BRIEF →
Give the number of lines that hold the string "氨的测定". Nothing else is needed.

DATA PROVIDED →

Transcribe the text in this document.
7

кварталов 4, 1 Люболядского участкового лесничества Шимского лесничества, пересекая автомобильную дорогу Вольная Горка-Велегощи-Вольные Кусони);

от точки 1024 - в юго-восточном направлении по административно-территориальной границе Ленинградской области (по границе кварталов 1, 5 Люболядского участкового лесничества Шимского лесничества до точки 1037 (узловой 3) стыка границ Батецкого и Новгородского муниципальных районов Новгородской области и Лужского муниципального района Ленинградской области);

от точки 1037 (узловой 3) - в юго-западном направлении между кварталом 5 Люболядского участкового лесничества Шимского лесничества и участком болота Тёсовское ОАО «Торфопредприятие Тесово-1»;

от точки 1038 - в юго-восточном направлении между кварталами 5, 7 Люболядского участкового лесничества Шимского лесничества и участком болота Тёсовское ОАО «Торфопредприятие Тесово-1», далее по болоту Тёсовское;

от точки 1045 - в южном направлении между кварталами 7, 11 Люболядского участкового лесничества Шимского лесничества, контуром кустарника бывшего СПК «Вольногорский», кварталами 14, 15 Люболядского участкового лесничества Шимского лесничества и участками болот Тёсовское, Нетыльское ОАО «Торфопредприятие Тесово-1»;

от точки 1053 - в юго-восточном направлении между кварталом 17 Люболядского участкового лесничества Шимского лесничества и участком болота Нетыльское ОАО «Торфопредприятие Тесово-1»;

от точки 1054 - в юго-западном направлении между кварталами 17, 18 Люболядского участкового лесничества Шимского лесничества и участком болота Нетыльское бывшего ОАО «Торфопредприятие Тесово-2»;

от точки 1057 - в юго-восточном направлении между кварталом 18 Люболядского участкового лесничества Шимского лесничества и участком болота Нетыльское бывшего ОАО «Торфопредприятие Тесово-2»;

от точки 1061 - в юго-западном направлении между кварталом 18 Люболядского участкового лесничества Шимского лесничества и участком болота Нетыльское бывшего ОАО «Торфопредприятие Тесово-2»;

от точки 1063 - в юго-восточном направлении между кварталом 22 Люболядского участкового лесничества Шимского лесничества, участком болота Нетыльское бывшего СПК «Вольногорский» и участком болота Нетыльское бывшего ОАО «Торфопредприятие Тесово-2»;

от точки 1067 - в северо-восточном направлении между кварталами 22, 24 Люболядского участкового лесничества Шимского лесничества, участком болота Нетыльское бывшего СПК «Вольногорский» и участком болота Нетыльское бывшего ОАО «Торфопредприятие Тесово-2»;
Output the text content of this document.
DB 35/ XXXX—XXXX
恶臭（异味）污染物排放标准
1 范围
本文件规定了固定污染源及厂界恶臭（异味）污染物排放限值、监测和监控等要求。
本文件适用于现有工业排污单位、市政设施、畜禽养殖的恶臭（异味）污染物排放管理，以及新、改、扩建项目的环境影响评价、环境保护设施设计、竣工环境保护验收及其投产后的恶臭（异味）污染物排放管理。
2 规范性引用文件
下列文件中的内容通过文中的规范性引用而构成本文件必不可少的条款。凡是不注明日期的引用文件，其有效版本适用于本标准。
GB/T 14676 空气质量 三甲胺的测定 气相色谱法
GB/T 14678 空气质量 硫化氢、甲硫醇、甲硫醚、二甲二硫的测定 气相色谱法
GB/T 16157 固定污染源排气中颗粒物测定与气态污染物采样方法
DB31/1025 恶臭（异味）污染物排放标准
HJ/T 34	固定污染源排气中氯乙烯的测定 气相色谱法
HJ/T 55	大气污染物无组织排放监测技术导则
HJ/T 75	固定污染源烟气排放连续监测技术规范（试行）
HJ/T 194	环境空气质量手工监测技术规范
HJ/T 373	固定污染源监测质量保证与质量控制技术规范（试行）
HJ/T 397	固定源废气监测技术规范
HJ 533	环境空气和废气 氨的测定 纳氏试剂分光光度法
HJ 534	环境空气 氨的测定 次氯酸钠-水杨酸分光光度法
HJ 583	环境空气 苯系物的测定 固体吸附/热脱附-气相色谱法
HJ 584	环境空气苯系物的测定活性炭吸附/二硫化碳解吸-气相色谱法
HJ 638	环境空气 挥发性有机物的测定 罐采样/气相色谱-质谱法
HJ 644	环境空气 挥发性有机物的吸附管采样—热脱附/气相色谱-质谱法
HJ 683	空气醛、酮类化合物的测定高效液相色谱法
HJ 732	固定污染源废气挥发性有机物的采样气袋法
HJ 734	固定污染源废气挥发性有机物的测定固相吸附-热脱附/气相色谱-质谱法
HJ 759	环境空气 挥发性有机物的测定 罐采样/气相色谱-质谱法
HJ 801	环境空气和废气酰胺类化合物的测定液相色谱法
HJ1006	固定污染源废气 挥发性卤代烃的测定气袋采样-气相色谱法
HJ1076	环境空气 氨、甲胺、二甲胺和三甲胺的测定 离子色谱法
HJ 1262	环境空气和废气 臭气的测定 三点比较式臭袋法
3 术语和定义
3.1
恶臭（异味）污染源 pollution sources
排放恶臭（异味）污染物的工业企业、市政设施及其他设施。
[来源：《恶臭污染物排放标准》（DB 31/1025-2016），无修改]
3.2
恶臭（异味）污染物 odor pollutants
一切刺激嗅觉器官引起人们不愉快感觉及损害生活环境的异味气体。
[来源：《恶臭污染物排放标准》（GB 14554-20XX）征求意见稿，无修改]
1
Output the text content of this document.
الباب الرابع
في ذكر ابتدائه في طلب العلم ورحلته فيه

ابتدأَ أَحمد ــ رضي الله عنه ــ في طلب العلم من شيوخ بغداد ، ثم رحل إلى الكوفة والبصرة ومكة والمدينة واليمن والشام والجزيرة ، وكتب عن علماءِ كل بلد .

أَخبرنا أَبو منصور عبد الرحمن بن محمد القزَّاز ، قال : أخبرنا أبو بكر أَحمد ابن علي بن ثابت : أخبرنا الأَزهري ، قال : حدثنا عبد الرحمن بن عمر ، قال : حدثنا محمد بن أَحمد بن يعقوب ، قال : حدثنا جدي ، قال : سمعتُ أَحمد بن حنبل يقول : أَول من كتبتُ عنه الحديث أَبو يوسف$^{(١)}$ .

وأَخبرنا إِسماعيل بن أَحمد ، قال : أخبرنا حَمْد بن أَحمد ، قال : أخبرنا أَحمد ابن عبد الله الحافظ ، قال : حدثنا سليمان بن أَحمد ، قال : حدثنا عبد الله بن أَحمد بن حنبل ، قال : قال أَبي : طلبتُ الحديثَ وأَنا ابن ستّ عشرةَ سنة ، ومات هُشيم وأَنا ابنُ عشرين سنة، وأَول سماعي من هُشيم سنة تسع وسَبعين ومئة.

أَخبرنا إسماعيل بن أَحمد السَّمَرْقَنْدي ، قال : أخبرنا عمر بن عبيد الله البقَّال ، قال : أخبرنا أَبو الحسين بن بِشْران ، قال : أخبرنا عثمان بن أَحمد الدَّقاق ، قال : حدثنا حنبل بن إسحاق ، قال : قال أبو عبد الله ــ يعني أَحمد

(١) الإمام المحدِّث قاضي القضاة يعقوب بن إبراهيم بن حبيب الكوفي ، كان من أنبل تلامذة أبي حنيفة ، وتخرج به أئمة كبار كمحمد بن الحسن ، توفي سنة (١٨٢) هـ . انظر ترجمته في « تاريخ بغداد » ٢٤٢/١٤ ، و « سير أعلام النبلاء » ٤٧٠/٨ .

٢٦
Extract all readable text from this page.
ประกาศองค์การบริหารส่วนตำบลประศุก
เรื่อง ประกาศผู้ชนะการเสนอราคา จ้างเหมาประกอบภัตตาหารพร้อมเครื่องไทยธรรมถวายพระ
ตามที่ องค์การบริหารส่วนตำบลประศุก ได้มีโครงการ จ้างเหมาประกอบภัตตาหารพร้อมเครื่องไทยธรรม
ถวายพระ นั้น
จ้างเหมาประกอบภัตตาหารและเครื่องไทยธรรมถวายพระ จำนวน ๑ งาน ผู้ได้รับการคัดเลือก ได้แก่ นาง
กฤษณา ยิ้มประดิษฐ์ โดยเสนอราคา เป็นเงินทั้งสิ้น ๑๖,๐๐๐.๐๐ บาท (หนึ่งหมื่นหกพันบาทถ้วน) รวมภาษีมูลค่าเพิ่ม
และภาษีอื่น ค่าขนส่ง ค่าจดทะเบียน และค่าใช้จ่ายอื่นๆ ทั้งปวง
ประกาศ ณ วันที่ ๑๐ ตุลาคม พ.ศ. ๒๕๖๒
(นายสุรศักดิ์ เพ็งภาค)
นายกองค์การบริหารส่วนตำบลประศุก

RESULT OF THE EXERCISE →
2